## BEGIN

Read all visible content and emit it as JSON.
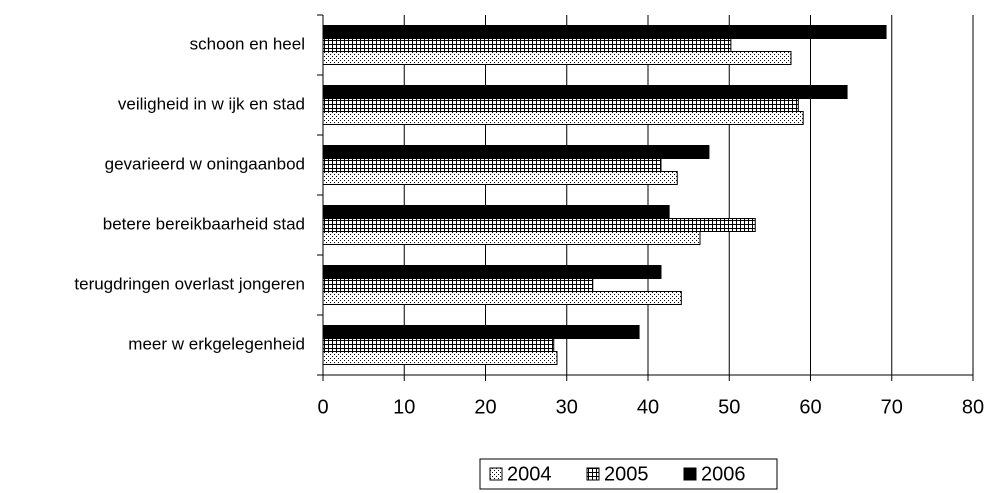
{
  "chart_data": {
    "type": "barh",
    "categories": [
      "schoon en heel",
      "veiligheid in w ijk en stad",
      "gevarieerd w oningaanbod",
      "betere bereikbaarheid stad",
      "terugdringen overlast jongeren",
      "meer w erkgelegenheid"
    ],
    "series": [
      {
        "name": "2004",
        "color": "#000000",
        "pattern": "dots",
        "values": [
          57.6,
          59.1,
          43.6,
          46.4,
          44.1,
          28.8
        ]
      },
      {
        "name": "2005",
        "color": "#000000",
        "pattern": "grid",
        "values": [
          50.2,
          58.5,
          41.6,
          53.2,
          33.2,
          28.4
        ]
      },
      {
        "name": "2006",
        "color": "#000000",
        "pattern": "solid",
        "values": [
          69.3,
          64.5,
          47.5,
          42.6,
          41.6,
          38.9
        ]
      }
    ],
    "xlim": [
      0,
      80
    ],
    "xticks": [
      0,
      10,
      20,
      30,
      40,
      50,
      60,
      70,
      80
    ],
    "grid": true,
    "legend": "bottom"
  }
}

## END

▶ [WORK TO BE COMPLETED] Quote the records in full and exactly; skip any image.

▶ [REPLY TO THE TASK]
Read all visible content and emit it as JSON.
{
  "chart_data": {
    "type": "barh",
    "categories": [
      "schoon en heel",
      "veiligheid in w ijk en stad",
      "gevarieerd w oningaanbod",
      "betere bereikbaarheid stad",
      "terugdringen overlast jongeren",
      "meer w erkgelegenheid"
    ],
    "series": [
      {
        "name": "2004",
        "color": "#000000",
        "pattern": "dots",
        "values": [
          57.6,
          59.1,
          43.6,
          46.4,
          44.1,
          28.8
        ]
      },
      {
        "name": "2005",
        "color": "#000000",
        "pattern": "grid",
        "values": [
          50.2,
          58.5,
          41.6,
          53.2,
          33.2,
          28.4
        ]
      },
      {
        "name": "2006",
        "color": "#000000",
        "pattern": "solid",
        "values": [
          69.3,
          64.5,
          47.5,
          42.6,
          41.6,
          38.9
        ]
      }
    ],
    "xlim": [
      0,
      80
    ],
    "xticks": [
      0,
      10,
      20,
      30,
      40,
      50,
      60,
      70,
      80
    ],
    "grid": true,
    "legend": "bottom"
  }
}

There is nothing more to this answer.